Source data:

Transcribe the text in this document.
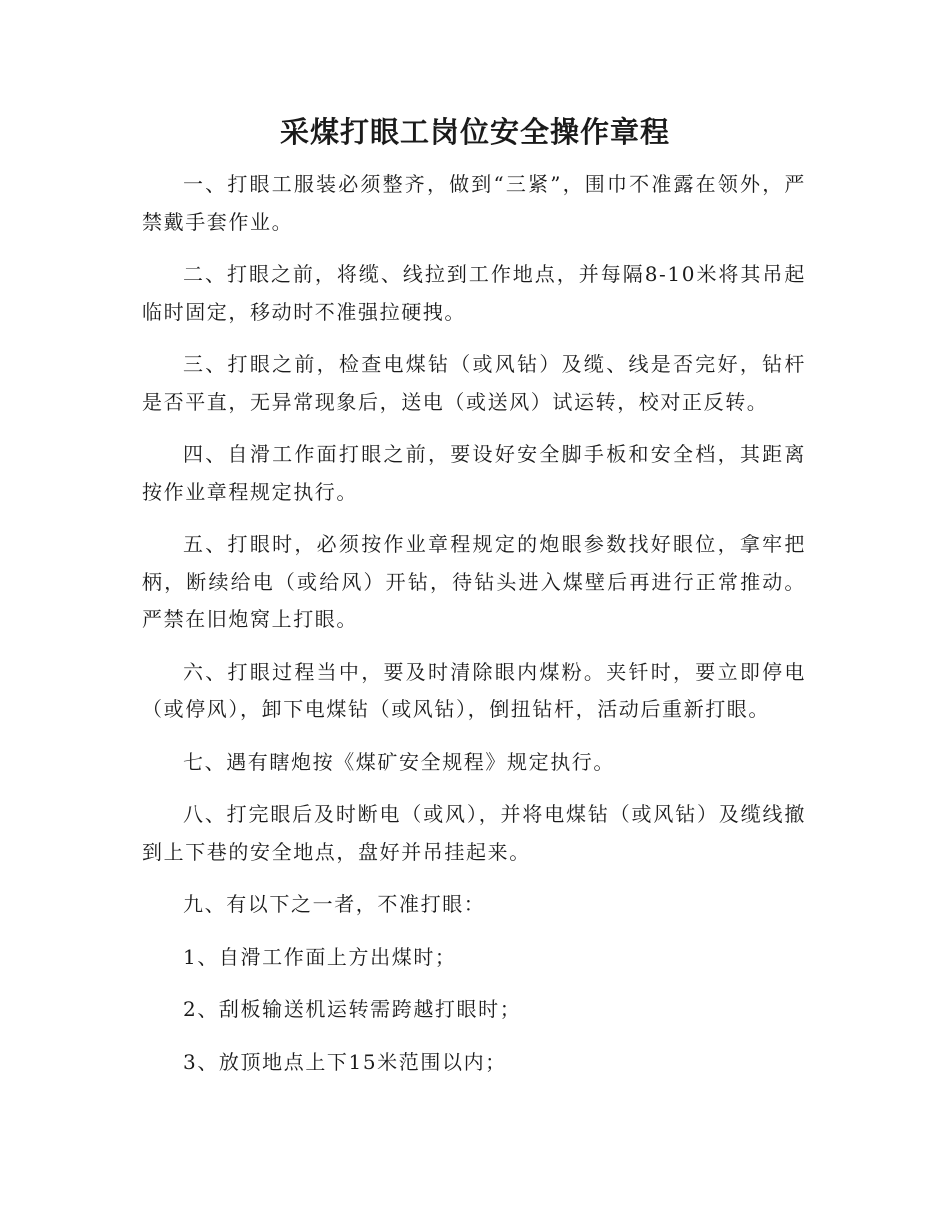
采煤打眼工岗位安全操作章程

一、打眼工服装必须整齐，做到“三紧”，围巾不准露在领外，严禁戴手套作业。

二、打眼之前，将缆、线拉到工作地点，并每隔8-10米将其吊起临时固定，移动时不准强拉硬拽。

三、打眼之前，检查电煤钻（或风钻）及缆、线是否完好，钻杆是否平直，无异常现象后，送电（或送风）试运转，校对正反转。

四、自滑工作面打眼之前，要设好安全脚手板和安全档，其距离按作业章程规定执行。

五、打眼时，必须按作业章程规定的炮眼参数找好眼位，拿牢把柄，断续给电（或给风）开钻，待钻头进入煤壁后再进行正常推动。严禁在旧炮窝上打眼。

六、打眼过程当中，要及时清除眼内煤粉。夹钎时，要立即停电（或停风），卸下电煤钻（或风钻），倒扭钻杆，活动后重新打眼。

七、遇有瞎炮按《煤矿安全规程》规定执行。

八、打完眼后及时断电（或风），并将电煤钻（或风钻）及缆线撤到上下巷的安全地点，盘好并吊挂起来。

九、有以下之一者，不准打眼：

1、自滑工作面上方出煤时；

2、刮板输送机运转需跨越打眼时；

3、放顶地点上下15米范围以内；
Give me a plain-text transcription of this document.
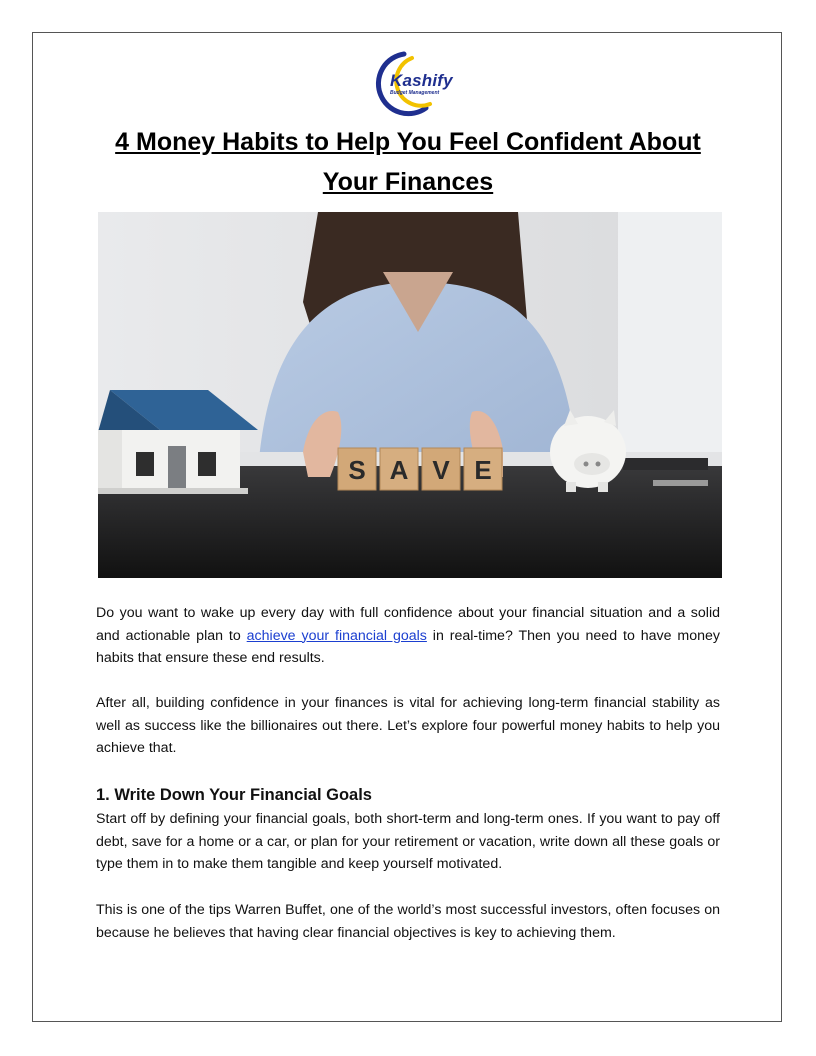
Kashify
Budget Management
4 Money Habits to Help You Feel Confident About Your Finances
S A V E

Do you want to wake up every day with full confidence about your financial situation and a solid and actionable plan to achieve your financial goals in real-time? Then you need to have money habits that ensure these end results.

After all, building confidence in your finances is vital for achieving long-term financial stability as well as success like the billionaires out there. Let’s explore four powerful money habits to help you achieve that.

1. Write Down Your Financial Goals

Start off by defining your financial goals, both short-term and long-term ones. If you want to pay off debt, save for a home or a car, or plan for your retirement or vacation, write down all these goals or type them in to make them tangible and keep yourself motivated.

This is one of the tips Warren Buffet, one of the world’s most successful investors, often focuses on because he believes that having clear financial objectives is key to achieving them.
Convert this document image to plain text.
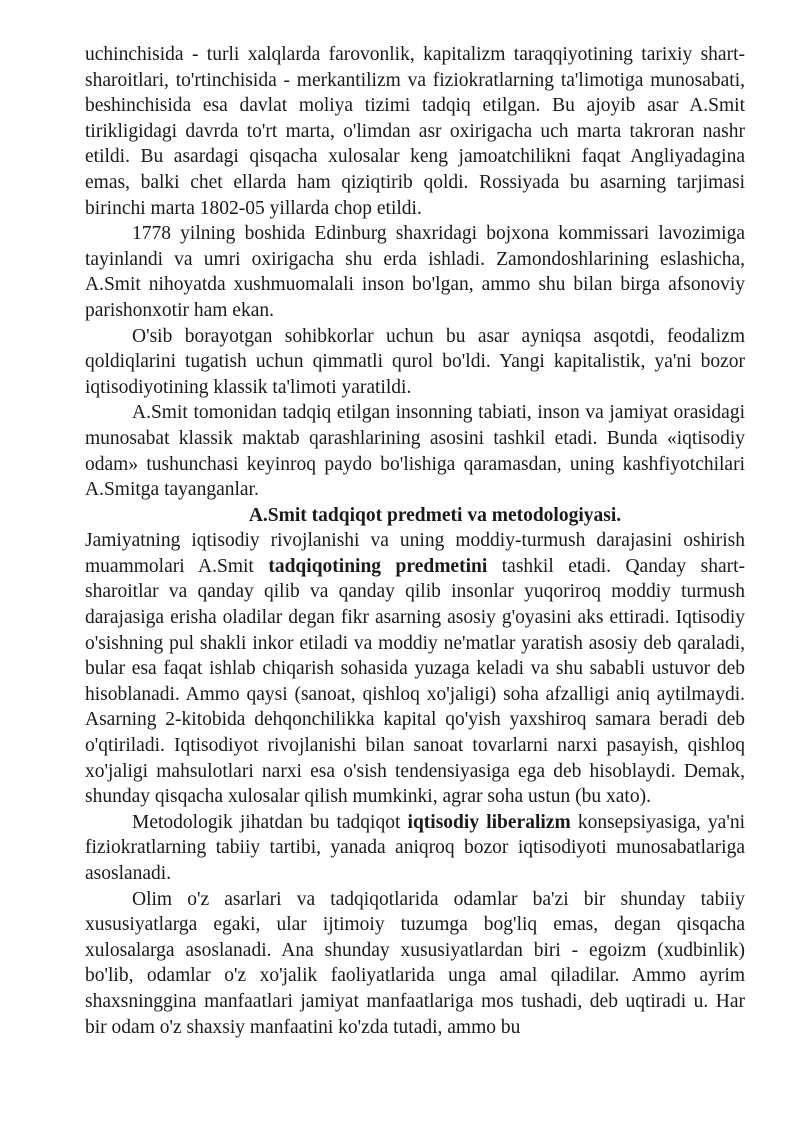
uchinchisida - turli xalqlarda farovonlik, kapitalizm taraqqiyotining tarixiy shart-sharoitlari, to'rtinchisida - merkantilizm va fiziokratlarning ta'limotiga munosabati, beshinchisida esa davlat moliya tizimi tadqiq etilgan. Bu ajoyib asar A.Smit tirikligidagi davrda to'rt marta, o'limdan asr oxirigacha uch marta takroran nashr etildi. Bu asardagi qisqacha xulosalar keng jamoatchilikni faqat Angliyadagina emas, balki chet ellarda ham qiziqtirib qoldi. Rossiyada bu asarning tarjimasi birinchi marta 1802-05 yillarda chop etildi.

1778 yilning boshida Edinburg shaxridagi bojxona kommissari lavozimiga tayinlandi va umri oxirigacha shu erda ishladi. Zamondoshlarining eslashicha, A.Smit nihoyatda xushmuomalali inson bo'lgan, ammo shu bilan birga afsonoviy parishonxotir ham ekan.

O'sib borayotgan sohibkorlar uchun bu asar ayniqsa asqotdi, feodalizm qoldiqlarini tugatish uchun qimmatli qurol bo'ldi. Yangi kapitalistik, ya'ni bozor iqtisodiyotining klassik ta'limoti yaratildi.

A.Smit tomonidan tadqiq etilgan insonning tabiati, inson va jamiyat orasidagi munosabat klassik maktab qarashlarining asosini tashkil etadi. Bunda «iqtisodiy odam» tushunchasi keyinroq paydo bo'lishiga qaramasdan, uning kashfiyotchilari A.Smitga tayanganlar.

A.Smit tadqiqot predmeti va metodologiyasi.

Jamiyatning iqtisodiy rivojlanishi va uning moddiy-turmush darajasini oshirish muammolari A.Smit tadqiqotining predmetini tashkil etadi. Qanday shart-sharoitlar va qanday qilib va qanday qilib insonlar yuqoriroq moddiy turmush darajasiga erisha oladilar degan fikr asarning asosiy g'oyasini aks ettiradi. Iqtisodiy o'sishning pul shakli inkor etiladi va moddiy ne'matlar yaratish asosiy deb qaraladi, bular esa faqat ishlab chiqarish sohasida yuzaga keladi va shu sababli ustuvor deb hisoblanadi. Ammo qaysi (sanoat, qishloq xo'jaligi) soha afzalligi aniq aytilmaydi. Asarning 2-kitobida dehqonchilikka kapital qo'yish yaxshiroq samara beradi deb o'qtiriladi. Iqtisodiyot rivojlanishi bilan sanoat tovarlarni narxi pasayish, qishloq xo'jaligi mahsulotlari narxi esa o'sish tendensiyasiga ega deb hisoblaydi. Demak, shunday qisqacha xulosalar qilish mumkinki, agrar soha ustun (bu xato).

Metodologik jihatdan bu tadqiqot iqtisodiy liberalizm konsepsiyasiga, ya'ni fiziokratlarning tabiiy tartibi, yanada aniqroq bozor iqtisodiyoti munosabatlariga asoslanadi.

Olim o'z asarlari va tadqiqotlarida odamlar ba'zi bir shunday tabiiy xususiyatlarga egaki, ular ijtimoiy tuzumga bog'liq emas, degan qisqacha xulosalarga asoslanadi. Ana shunday xususiyatlardan biri - egoizm (xudbinlik) bo'lib, odamlar o'z xo'jalik faoliyatlarida unga amal qiladilar. Ammo ayrim shaxsninggina manfaatlari jamiyat manfaatlariga mos tushadi, deb uqtiradi u. Har bir odam o'z shaxsiy manfaatini ko'zda tutadi, ammo bu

WORK TO COMPLETE -
Scan the records above for the string "fiziokratlarning", then report every line that contains it.

RESPONSE TO THE TASK -
uchinchisida - turli xalqlarda farovonlik, kapitalizm taraqqiyotining tarixiy shart-sharoitlari, to'rtinchisida - merkantilizm va fiziokratlarning ta'limotiga munosabati, beshinchisida esa davlat moliya tizimi tadqiq etilgan. Bu ajoyib asar A.Smit tirikligidagi davrda to'rt marta, o'limdan asr oxirigacha uch marta takroran nashr etildi. Bu asardagi qisqacha xulosalar keng jamoatchilikni faqat Angliyadagina emas, balki chet ellarda ham qiziqtirib qoldi. Rossiyada bu asarning tarjimasi birinchi marta 1802-05 yillarda chop etildi.
Metodologik jihatdan bu tadqiqot iqtisodiy liberalizm konsepsiyasiga, ya'ni fiziokratlarning tabiiy tartibi, yanada aniqroq bozor iqtisodiyoti munosabatlariga asoslanadi.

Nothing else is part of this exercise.